(Lines of data)

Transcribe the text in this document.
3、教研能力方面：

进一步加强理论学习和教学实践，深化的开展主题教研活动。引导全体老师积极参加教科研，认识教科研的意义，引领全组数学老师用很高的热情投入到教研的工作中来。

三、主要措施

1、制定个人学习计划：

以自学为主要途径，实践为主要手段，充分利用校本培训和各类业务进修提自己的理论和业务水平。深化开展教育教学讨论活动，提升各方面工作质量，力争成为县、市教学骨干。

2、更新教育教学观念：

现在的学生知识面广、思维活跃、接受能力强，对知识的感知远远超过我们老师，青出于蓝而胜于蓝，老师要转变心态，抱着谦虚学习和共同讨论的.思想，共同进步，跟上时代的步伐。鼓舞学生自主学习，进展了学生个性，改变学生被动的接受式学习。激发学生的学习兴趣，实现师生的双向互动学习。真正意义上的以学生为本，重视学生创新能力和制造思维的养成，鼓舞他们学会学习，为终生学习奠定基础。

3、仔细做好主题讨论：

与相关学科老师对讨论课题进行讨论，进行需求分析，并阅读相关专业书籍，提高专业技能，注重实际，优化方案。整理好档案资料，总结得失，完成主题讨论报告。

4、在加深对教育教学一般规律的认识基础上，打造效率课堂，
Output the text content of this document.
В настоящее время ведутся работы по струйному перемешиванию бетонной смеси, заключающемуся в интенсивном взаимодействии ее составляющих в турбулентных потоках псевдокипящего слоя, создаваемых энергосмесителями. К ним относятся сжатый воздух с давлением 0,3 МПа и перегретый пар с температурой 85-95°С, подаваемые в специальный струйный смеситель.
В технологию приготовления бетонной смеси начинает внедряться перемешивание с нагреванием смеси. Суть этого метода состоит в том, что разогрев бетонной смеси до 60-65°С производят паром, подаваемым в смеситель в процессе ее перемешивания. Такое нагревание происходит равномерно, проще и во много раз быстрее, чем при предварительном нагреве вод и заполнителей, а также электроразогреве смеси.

# The request
Give an exact copy of all the data shown above.

# Exercise result
Transcribe the text in this document.
3、教研能力方面：

进一步加强理论学习和教学实践，深化的开展主题教研活动。引导全体老师积极参加教科研，认识教科研的意义，引领全组数学老师用很高的热情投入到教研的工作中来。

三、主要措施

1、制定个人学习计划：

以自学为主要途径，实践为主要手段，充分利用校本培训和各类业务进修提自己的理论和业务水平。深化开展教育教学讨论活动，提升各方面工作质量，力争成为县、市教学骨干。

2、更新教育教学观念：

现在的学生知识面广、思维活跃、接受能力强，对知识的感知远远超过我们老师，青出于蓝而胜于蓝，老师要转变心态，抱着谦虚学习和共同讨论的.思想，共同进步，跟上时代的步伐。鼓舞学生自主学习，进展了学生个性，改变学生被动的接受式学习。激发学生的学习兴趣，实现师生的双向互动学习。真正意义上的以学生为本，重视学生创新能力和制造思维的养成，鼓舞他们学会学习，为终生学习奠定基础。

3、仔细做好主题讨论：

与相关学科老师对讨论课题进行讨论，进行需求分析，并阅读相关专业书籍，提高专业技能，注重实际，优化方案。整理好档案资料，总结得失，完成主题讨论报告。

4、在加深对教育教学一般规律的认识基础上，打造效率课堂，
Output the text content of this document.
В настоящее время ведутся работы по струйному перемешиванию бетонной смеси, заключающемуся в интенсивном взаимодействии ее составляющих в турбулентных потоках псевдокипящего слоя, создаваемых энергосмесителями. К ним относятся сжатый воздух с давлением 0,3 МПа и перегретый пар с температурой 85-95°С, подаваемые в специальный струйный смеситель.
В технологию приготовления бетонной смеси начинает внедряться перемешивание с нагреванием смеси. Суть этого метода состоит в том, что разогрев бетонной смеси до 60-65°С производят паром, подаваемым в смеситель в процессе ее перемешивания. Такое нагревание происходит равномерно, проще и во много раз быстрее, чем при предварительном нагреве вод и заполнителей, а также электроразогреве смеси.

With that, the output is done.